Collected data —
"""
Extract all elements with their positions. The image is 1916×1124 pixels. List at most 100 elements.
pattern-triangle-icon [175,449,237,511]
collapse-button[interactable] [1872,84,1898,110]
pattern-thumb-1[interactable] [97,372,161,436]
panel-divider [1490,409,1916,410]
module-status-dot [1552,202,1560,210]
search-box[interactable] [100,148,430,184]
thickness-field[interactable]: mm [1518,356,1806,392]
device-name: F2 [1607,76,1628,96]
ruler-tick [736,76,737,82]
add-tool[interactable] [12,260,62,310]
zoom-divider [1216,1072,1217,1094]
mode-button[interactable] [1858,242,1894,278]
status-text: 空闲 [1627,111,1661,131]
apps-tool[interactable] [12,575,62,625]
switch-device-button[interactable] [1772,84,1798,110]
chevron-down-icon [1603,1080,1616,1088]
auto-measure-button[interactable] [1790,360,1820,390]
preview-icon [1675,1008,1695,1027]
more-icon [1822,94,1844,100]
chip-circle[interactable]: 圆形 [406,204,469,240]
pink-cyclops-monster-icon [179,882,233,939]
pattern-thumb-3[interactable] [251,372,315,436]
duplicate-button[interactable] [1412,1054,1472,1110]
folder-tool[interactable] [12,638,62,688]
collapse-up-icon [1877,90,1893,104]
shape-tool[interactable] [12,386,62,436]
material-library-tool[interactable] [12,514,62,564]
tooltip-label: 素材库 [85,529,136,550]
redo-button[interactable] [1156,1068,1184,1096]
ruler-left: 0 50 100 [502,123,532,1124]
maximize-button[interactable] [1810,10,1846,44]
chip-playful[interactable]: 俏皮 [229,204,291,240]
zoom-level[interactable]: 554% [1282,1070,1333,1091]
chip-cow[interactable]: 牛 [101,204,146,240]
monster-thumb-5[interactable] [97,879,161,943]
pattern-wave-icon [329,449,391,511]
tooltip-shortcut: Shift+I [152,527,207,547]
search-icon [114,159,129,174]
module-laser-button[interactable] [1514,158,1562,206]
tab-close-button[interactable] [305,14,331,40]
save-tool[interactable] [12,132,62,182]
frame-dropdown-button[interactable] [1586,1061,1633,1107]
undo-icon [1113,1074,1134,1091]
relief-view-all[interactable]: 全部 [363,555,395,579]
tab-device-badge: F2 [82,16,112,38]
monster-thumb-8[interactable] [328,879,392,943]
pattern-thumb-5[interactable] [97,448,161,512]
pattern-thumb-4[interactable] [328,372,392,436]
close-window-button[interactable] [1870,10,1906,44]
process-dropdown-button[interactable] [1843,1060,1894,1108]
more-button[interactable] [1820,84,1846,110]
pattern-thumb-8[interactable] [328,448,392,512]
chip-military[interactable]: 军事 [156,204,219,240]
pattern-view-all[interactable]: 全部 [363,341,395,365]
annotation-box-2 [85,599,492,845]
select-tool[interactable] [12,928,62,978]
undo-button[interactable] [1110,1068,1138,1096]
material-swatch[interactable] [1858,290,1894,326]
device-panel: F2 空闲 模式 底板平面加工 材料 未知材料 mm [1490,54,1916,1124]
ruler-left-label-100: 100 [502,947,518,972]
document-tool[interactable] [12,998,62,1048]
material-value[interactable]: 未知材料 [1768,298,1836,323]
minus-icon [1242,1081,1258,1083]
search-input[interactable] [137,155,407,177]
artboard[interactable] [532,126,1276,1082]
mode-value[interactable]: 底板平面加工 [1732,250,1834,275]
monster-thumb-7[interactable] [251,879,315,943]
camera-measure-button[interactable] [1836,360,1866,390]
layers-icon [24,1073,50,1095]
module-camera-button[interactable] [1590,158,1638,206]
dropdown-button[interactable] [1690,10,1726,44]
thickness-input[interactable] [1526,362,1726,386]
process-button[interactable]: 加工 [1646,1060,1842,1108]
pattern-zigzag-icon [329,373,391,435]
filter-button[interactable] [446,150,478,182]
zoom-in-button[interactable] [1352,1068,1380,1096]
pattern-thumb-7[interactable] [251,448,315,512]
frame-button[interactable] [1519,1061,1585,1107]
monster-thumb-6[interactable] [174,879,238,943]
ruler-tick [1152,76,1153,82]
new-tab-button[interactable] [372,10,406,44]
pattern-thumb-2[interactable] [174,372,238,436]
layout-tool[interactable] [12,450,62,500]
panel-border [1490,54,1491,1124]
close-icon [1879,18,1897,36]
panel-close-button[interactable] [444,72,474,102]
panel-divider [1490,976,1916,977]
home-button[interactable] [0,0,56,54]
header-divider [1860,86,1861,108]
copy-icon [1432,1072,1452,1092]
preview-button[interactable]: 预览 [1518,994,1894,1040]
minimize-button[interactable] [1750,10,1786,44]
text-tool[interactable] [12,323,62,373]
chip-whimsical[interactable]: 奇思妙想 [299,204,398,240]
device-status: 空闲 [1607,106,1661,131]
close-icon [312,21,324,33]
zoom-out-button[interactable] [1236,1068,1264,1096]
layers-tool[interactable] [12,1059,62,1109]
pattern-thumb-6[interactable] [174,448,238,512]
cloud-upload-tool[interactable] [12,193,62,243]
"""
REQUIREMENTS — Write out all of the data again, substituting "section-divider" for each occurrence of "panel-divider" and leaving everything else unchanged.

SOLUTION FOR THIS PROBLEM —
Extract all elements with their positions. The image is 1916×1124 pixels. List at most 100 elements.
pattern-triangle-icon [175,449,237,511]
collapse-button[interactable] [1872,84,1898,110]
pattern-thumb-1[interactable] [97,372,161,436]
section-divider [1490,409,1916,410]
module-status-dot [1552,202,1560,210]
search-box[interactable] [100,148,430,184]
thickness-field[interactable]: mm [1518,356,1806,392]
device-name: F2 [1607,76,1628,96]
ruler-tick [736,76,737,82]
add-tool[interactable] [12,260,62,310]
zoom-divider [1216,1072,1217,1094]
mode-button[interactable] [1858,242,1894,278]
status-text: 空闲 [1627,111,1661,131]
apps-tool[interactable] [12,575,62,625]
switch-device-button[interactable] [1772,84,1798,110]
chevron-down-icon [1603,1080,1616,1088]
auto-measure-button[interactable] [1790,360,1820,390]
preview-icon [1675,1008,1695,1027]
more-icon [1822,94,1844,100]
chip-circle[interactable]: 圆形 [406,204,469,240]
pink-cyclops-monster-icon [179,882,233,939]
pattern-thumb-3[interactable] [251,372,315,436]
duplicate-button[interactable] [1412,1054,1472,1110]
folder-tool[interactable] [12,638,62,688]
collapse-up-icon [1877,90,1893,104]
shape-tool[interactable] [12,386,62,436]
material-library-tool[interactable] [12,514,62,564]
tooltip-label: 素材库 [85,529,136,550]
redo-button[interactable] [1156,1068,1184,1096]
ruler-left: 0 50 100 [502,123,532,1124]
maximize-button[interactable] [1810,10,1846,44]
chip-playful[interactable]: 俏皮 [229,204,291,240]
zoom-level[interactable]: 554% [1282,1070,1333,1091]
chip-cow[interactable]: 牛 [101,204,146,240]
monster-thumb-5[interactable] [97,879,161,943]
pattern-wave-icon [329,449,391,511]
tooltip-shortcut: Shift+I [152,527,207,547]
search-icon [114,159,129,174]
module-laser-button[interactable] [1514,158,1562,206]
tab-close-button[interactable] [305,14,331,40]
save-tool[interactable] [12,132,62,182]
frame-dropdown-button[interactable] [1586,1061,1633,1107]
undo-icon [1113,1074,1134,1091]
relief-view-all[interactable]: 全部 [363,555,395,579]
tab-device-badge: F2 [82,16,112,38]
monster-thumb-8[interactable] [328,879,392,943]
pattern-thumb-5[interactable] [97,448,161,512]
pattern-thumb-4[interactable] [328,372,392,436]
close-window-button[interactable] [1870,10,1906,44]
process-dropdown-button[interactable] [1843,1060,1894,1108]
more-button[interactable] [1820,84,1846,110]
pattern-thumb-8[interactable] [328,448,392,512]
chip-military[interactable]: 军事 [156,204,219,240]
pattern-view-all[interactable]: 全部 [363,341,395,365]
annotation-box-2 [85,599,492,845]
select-tool[interactable] [12,928,62,978]
undo-button[interactable] [1110,1068,1138,1096]
material-swatch[interactable] [1858,290,1894,326]
device-panel: F2 空闲 模式 底板平面加工 材料 未知材料 mm [1490,54,1916,1124]
ruler-left-label-100: 100 [502,947,518,972]
document-tool[interactable] [12,998,62,1048]
material-value[interactable]: 未知材料 [1768,298,1836,323]
minus-icon [1242,1081,1258,1083]
search-input[interactable] [137,155,407,177]
artboard[interactable] [532,126,1276,1082]
mode-value[interactable]: 底板平面加工 [1732,250,1834,275]
monster-thumb-7[interactable] [251,879,315,943]
camera-measure-button[interactable] [1836,360,1866,390]
layers-icon [24,1073,50,1095]
module-camera-button[interactable] [1590,158,1638,206]
dropdown-button[interactable] [1690,10,1726,44]
thickness-input[interactable] [1526,362,1726,386]
process-button[interactable]: 加工 [1646,1060,1842,1108]
pattern-zigzag-icon [329,373,391,435]
filter-button[interactable] [446,150,478,182]
zoom-in-button[interactable] [1352,1068,1380,1096]
pattern-thumb-7[interactable] [251,448,315,512]
frame-button[interactable] [1519,1061,1585,1107]
monster-thumb-6[interactable] [174,879,238,943]
ruler-tick [1152,76,1153,82]
new-tab-button[interactable] [372,10,406,44]
pattern-thumb-2[interactable] [174,372,238,436]
layout-tool[interactable] [12,450,62,500]
panel-border [1490,54,1491,1124]
close-icon [1879,18,1897,36]
panel-close-button[interactable] [444,72,474,102]
section-divider [1490,976,1916,977]
home-button[interactable] [0,0,56,54]
header-divider [1860,86,1861,108]
copy-icon [1432,1072,1452,1092]
preview-button[interactable]: 预览 [1518,994,1894,1040]
minimize-button[interactable] [1750,10,1786,44]
text-tool[interactable] [12,323,62,373]
chip-whimsical[interactable]: 奇思妙想 [299,204,398,240]
device-status: 空闲 [1607,106,1661,131]
close-icon [312,21,324,33]
zoom-out-button[interactable] [1236,1068,1264,1096]
layers-tool[interactable] [12,1059,62,1109]
pattern-thumb-6[interactable] [174,448,238,512]
cloud-upload-tool[interactable] [12,193,62,243]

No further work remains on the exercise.